Go through the listing below and list every line with "this".

====

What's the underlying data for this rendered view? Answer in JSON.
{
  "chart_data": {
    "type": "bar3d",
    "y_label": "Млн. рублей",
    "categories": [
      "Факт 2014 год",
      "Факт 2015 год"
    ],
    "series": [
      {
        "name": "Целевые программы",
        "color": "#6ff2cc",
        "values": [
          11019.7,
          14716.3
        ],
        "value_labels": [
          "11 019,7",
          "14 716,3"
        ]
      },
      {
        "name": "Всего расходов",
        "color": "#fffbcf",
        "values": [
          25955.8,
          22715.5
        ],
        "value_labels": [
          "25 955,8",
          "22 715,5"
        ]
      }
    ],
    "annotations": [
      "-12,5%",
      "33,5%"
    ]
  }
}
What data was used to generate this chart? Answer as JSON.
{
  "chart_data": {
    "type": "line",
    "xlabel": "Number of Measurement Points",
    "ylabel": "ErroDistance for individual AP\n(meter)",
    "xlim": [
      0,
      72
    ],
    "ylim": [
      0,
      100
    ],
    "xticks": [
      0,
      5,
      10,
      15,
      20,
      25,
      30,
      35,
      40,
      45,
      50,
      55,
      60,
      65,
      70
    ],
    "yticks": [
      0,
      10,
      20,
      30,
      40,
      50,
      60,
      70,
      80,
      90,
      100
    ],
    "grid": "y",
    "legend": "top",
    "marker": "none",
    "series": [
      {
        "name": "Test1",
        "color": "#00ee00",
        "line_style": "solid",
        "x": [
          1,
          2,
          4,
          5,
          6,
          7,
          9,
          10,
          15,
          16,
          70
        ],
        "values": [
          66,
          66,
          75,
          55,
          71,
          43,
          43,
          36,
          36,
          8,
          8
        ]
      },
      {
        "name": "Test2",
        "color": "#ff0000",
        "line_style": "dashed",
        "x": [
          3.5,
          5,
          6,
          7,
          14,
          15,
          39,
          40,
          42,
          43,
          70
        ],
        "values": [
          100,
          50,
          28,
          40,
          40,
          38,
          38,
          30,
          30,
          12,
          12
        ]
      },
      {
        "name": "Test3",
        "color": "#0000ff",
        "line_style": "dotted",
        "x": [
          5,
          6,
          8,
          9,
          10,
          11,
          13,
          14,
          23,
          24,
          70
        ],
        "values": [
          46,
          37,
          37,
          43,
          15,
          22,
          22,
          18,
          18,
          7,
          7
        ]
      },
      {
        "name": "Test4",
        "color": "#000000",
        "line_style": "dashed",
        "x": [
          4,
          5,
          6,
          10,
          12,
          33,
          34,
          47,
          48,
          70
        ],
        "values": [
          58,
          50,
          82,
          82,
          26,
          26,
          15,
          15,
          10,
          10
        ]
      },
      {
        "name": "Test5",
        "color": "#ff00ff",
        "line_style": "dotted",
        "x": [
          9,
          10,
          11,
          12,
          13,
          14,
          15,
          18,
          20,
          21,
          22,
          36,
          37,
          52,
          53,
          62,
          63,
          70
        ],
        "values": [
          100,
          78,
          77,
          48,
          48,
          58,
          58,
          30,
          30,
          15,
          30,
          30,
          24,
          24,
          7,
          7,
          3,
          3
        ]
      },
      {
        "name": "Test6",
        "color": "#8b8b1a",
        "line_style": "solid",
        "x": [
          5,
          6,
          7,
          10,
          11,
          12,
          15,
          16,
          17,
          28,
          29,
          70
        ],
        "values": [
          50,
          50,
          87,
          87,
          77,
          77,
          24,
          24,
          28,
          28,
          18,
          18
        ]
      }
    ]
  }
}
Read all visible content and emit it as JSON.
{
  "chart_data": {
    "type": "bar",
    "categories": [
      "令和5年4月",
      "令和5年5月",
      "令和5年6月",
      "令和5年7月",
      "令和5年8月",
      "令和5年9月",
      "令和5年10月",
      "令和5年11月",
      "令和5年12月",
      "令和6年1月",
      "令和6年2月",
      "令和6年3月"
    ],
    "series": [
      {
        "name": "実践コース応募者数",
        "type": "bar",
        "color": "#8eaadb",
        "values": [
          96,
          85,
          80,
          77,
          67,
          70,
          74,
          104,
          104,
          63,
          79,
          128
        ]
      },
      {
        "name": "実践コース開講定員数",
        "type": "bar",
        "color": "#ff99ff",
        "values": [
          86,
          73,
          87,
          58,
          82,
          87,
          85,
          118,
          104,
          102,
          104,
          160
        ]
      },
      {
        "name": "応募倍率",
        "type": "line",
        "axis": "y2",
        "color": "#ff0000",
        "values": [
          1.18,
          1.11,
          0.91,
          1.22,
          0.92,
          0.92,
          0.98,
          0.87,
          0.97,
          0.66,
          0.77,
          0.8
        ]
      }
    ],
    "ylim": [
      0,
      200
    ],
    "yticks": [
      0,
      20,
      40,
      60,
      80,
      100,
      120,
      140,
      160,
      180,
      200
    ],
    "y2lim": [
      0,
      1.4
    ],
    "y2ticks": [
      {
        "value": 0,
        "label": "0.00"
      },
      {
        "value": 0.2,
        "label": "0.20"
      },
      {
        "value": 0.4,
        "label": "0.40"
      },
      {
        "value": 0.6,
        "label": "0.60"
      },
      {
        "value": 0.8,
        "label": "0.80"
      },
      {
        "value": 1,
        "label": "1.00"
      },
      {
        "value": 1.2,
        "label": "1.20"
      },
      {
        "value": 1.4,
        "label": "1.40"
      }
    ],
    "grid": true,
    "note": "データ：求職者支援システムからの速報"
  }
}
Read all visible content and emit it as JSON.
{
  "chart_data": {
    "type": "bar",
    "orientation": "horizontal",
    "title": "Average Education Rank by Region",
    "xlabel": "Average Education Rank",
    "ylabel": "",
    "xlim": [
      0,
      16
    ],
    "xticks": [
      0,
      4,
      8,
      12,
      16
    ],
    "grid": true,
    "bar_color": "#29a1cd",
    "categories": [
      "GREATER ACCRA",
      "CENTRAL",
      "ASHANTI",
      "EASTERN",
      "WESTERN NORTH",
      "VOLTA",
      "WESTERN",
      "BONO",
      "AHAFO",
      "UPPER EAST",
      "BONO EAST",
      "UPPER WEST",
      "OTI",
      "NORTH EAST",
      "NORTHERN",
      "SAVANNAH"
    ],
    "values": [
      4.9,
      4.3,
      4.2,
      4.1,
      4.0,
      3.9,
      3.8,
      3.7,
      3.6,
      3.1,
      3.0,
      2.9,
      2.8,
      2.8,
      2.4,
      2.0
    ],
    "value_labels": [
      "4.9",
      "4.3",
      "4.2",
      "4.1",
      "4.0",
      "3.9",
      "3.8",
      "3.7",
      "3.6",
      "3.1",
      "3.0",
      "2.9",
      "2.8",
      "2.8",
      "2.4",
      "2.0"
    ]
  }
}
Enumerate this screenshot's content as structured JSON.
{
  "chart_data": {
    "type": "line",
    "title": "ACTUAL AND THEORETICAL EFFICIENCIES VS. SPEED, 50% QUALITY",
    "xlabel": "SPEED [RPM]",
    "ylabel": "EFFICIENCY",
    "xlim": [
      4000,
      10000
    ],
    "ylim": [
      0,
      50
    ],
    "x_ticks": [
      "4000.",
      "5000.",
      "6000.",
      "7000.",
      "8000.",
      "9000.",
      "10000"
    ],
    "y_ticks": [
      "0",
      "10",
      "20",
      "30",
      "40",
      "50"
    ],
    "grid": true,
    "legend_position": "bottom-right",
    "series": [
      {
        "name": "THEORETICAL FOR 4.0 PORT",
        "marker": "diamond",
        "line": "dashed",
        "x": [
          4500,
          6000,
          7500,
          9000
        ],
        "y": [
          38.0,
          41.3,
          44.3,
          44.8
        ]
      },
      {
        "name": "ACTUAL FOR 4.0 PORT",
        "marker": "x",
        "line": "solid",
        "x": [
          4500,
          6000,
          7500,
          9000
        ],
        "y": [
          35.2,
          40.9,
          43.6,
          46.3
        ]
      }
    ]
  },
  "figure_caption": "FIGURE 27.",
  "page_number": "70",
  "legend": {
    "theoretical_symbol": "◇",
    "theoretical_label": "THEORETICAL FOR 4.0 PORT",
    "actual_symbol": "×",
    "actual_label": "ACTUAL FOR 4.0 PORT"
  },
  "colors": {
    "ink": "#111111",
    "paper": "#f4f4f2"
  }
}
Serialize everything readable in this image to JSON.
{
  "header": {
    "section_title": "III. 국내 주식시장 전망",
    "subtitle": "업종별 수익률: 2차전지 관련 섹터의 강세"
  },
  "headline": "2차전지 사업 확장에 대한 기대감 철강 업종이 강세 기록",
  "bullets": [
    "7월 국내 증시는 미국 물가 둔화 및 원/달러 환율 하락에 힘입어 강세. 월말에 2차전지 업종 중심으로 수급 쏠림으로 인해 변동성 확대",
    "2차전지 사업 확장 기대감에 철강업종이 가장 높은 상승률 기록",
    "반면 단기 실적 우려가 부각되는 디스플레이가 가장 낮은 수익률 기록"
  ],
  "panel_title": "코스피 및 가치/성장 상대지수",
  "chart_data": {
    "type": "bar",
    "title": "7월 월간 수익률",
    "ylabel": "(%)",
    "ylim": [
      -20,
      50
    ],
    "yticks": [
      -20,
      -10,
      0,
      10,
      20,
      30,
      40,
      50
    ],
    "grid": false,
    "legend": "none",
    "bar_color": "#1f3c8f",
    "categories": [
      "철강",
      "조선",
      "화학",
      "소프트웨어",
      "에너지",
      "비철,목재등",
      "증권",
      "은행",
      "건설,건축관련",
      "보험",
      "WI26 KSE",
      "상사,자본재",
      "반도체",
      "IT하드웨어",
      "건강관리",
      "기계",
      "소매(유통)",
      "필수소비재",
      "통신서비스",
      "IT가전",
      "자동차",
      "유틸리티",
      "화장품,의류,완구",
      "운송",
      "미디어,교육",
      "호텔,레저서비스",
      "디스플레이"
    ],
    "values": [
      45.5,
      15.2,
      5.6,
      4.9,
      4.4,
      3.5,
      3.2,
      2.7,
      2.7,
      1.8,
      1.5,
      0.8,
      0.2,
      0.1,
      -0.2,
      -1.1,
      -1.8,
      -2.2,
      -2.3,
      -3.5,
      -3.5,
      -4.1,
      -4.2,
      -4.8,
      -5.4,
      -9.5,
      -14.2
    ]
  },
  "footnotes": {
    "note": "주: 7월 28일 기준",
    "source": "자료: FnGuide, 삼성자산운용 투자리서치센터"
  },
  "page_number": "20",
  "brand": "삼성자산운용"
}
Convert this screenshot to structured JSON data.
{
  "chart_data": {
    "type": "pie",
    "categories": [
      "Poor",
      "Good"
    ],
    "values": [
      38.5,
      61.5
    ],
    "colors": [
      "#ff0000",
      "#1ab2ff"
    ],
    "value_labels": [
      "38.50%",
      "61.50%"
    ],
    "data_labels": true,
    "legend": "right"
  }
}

====

WRITTEN RESPONSE:
What's the underlying data for this rendered view? Answer in JSON.
What data was used to generate this chart? Answer as JSON.
Enumerate this screenshot's content as structured JSON.
Serialize everything readable in this image to JSON.
Convert this screenshot to structured JSON data.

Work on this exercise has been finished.